It’s been more than four years since our last dinner party and it struck me how many things can remain the same and at the same time how much can change.

This dinner party that has become tradition was started by our then Principal at Tamaru Elementary School. I saw it as his way to reach out to the people he works with and encourage bonding among teachers and staff both Japanese and foreign ones.

It was nice being invited and I felt excited about the possibility of gaining friends or at the very least, enjoying the food and chitchat. I remember how difficult it was to make friends in Ise on my first year. I suspect it might be the same for most areas in the Japanese countryside.

There seems to be a general rule in Japan to not talk to strangers. It seemed impossible to find a friend without first being introduced by another Japanese to one of his.

Our recent gathering in late January reminded me of how much my life has changed in Japan and how much my feelings about Ise and living in it has. From struggling to find an apartment to suffering during winters not knowing how to properly dress for it and to heat the apartment, I now think of this place as home and recognize that when I go back to my hometown in the Philippines, it would only be for a short time and pretty soon, I would be back to my daily work routine here in Ise.

Don’t get me wrong. I still feel cold and I still long for the warmth and friendliness and people and co-workers back home. I have just come to accept the way of life here and the general attitude of the Japanese people I interact with daily. They have a lot of good things going for them too, something that I have mentioned in previous posts and in other SNS outlets.

This dinner party brought back a lot of memories and it was like looking through your photo album over the years and updating it with the freshest one. Along with it came a lot of realizations about life, people, and work.

■ **DATA ROWS**:
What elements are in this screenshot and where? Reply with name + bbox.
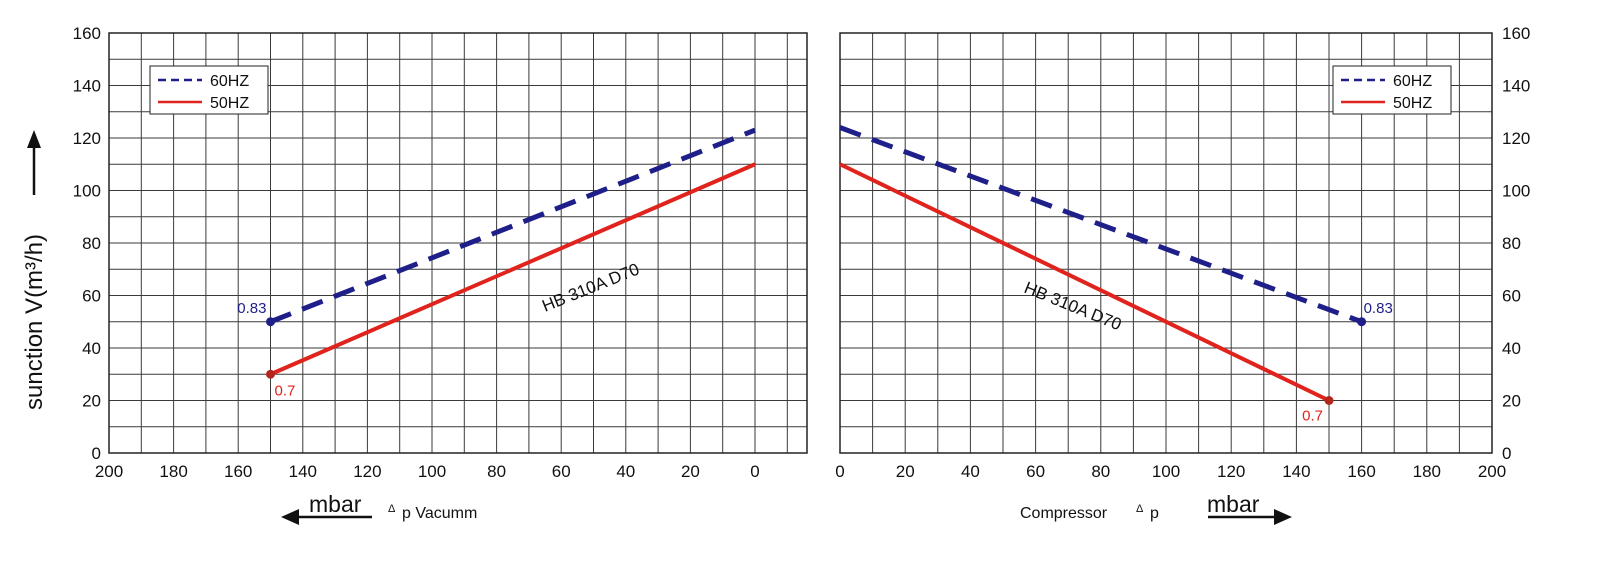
y-tick-label: 100 bbox=[1502, 182, 1530, 201]
x-tick-label: 80 bbox=[487, 462, 506, 481]
legend-label-50hz: 50HZ bbox=[1393, 95, 1432, 112]
x-tick-label: 40 bbox=[616, 462, 635, 481]
x-axis-arrowhead bbox=[281, 509, 299, 525]
plot-frame bbox=[108, 32, 808, 454]
x-tick-label: 20 bbox=[896, 462, 915, 481]
y-tick-label: 120 bbox=[73, 129, 101, 148]
y-tick-label: 60 bbox=[82, 287, 101, 306]
series-end-label: 0.83 bbox=[237, 300, 266, 317]
y-tick-label: 140 bbox=[73, 77, 101, 96]
series-end-label: 0.7 bbox=[1302, 408, 1323, 425]
y-tick-label: 40 bbox=[82, 339, 101, 358]
series-endpoint-50hz bbox=[1324, 396, 1334, 405]
x-axis-label: p Vacumm bbox=[402, 505, 477, 522]
x-axis-unit: mbar bbox=[309, 491, 362, 517]
x-tick-label: 100 bbox=[418, 462, 446, 481]
compressor-chart: 0 20 40 60 80 100 120 140 160 0 20 40 60 80 100 120 140 1… bbox=[835, 24, 1530, 525]
y-tick-label: 120 bbox=[1502, 129, 1530, 148]
series-endpoint-60hz bbox=[266, 317, 275, 327]
y-tick-label: 0 bbox=[1502, 444, 1511, 463]
y-tick-label: 140 bbox=[1502, 77, 1530, 96]
x-tick-label: 60 bbox=[552, 462, 571, 481]
y-axis-arrowhead bbox=[27, 130, 41, 148]
grid bbox=[839, 32, 1493, 454]
legend-box bbox=[1332, 65, 1452, 115]
legend-label-60hz: 60HZ bbox=[1393, 73, 1432, 90]
y-tick-label: 60 bbox=[1502, 287, 1521, 306]
x-tick-label: 140 bbox=[289, 462, 317, 481]
legend: 60HZ 50HZ bbox=[1332, 65, 1452, 115]
x-tick-label: 160 bbox=[1347, 462, 1375, 481]
y-tick-label: 40 bbox=[1502, 339, 1521, 358]
legend-label-50hz: 50HZ bbox=[210, 95, 249, 112]
legend: 60HZ 50HZ bbox=[149, 65, 269, 115]
x-tick-label: 80 bbox=[1091, 462, 1110, 481]
series-line-50hz bbox=[269, 162, 756, 377]
x-tick-label: 20 bbox=[681, 462, 700, 481]
curve-annotation: HB 310A D70 bbox=[539, 260, 642, 316]
series-line-60hz bbox=[269, 127, 756, 325]
series-line-50hz bbox=[839, 162, 1330, 403]
y-tick-label: 160 bbox=[73, 24, 101, 43]
x-tick-label: 60 bbox=[1026, 462, 1045, 481]
x-axis-arrowhead bbox=[1274, 509, 1292, 525]
x-tick-label: 160 bbox=[224, 462, 252, 481]
y-axis-label: sunction V(m³/h) bbox=[21, 234, 48, 410]
series-end-label: 0.7 bbox=[275, 382, 296, 399]
x-axis-delta: Δ bbox=[1136, 503, 1144, 515]
x-tick-label: 180 bbox=[159, 462, 187, 481]
y-tick-label: 80 bbox=[1502, 234, 1521, 253]
y-tick-label: 80 bbox=[82, 234, 101, 253]
x-tick-label: 120 bbox=[1217, 462, 1245, 481]
series-endpoint-60hz bbox=[1357, 317, 1367, 327]
series-end-label: 0.83 bbox=[1364, 300, 1393, 317]
x-tick-label: 0 bbox=[750, 462, 759, 481]
x-axis-unit: mbar bbox=[1207, 491, 1260, 517]
y-tick-label: 100 bbox=[73, 182, 101, 201]
y-tick-label: 20 bbox=[1502, 392, 1521, 411]
x-tick-label: 100 bbox=[1152, 462, 1180, 481]
y-tick-label: 160 bbox=[1502, 24, 1530, 43]
legend-box bbox=[149, 65, 269, 115]
x-axis-label-suffix: p bbox=[1150, 505, 1159, 522]
x-tick-label: 140 bbox=[1282, 462, 1310, 481]
x-tick-label: 120 bbox=[353, 462, 381, 481]
series-line-60hz bbox=[839, 125, 1363, 325]
x-tick-label: 200 bbox=[95, 462, 123, 481]
x-axis-delta: Δ bbox=[388, 503, 396, 515]
x-tick-label: 0 bbox=[835, 462, 844, 481]
y-tick-label: 0 bbox=[92, 444, 101, 463]
series-endpoint-50hz bbox=[266, 369, 275, 379]
x-tick-label: 40 bbox=[961, 462, 980, 481]
legend-label-60hz: 60HZ bbox=[210, 73, 249, 90]
x-tick-label: 200 bbox=[1478, 462, 1506, 481]
plot-frame bbox=[839, 32, 1493, 454]
curve-annotation: HB 310A D70 bbox=[1022, 278, 1125, 334]
x-axis-label: Compressor bbox=[1020, 505, 1108, 522]
y-tick-label: 20 bbox=[82, 392, 101, 411]
x-tick-label: 180 bbox=[1413, 462, 1441, 481]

■ **YOUR TASK**: Can you return, word for word, the passage of the dinner party post that opens with the words containing "Don’t get me" and closes with "people, and work."?

■ **SOLUTION BELOW**:
Don’t get me wrong. I still feel cold and I still long for the warmth and friendliness and people and co-workers back home. I have just come to accept the way of life here and the general attitude of the Japanese people I interact with daily. They have a lot of good things going for them too, something that I have mentioned in previous posts and in other SNS outlets.

This dinner party brought back a lot of memories and it was like looking through your photo album over the years and updating it with the freshest one. Along with it came a lot of realizations about life, people, and work.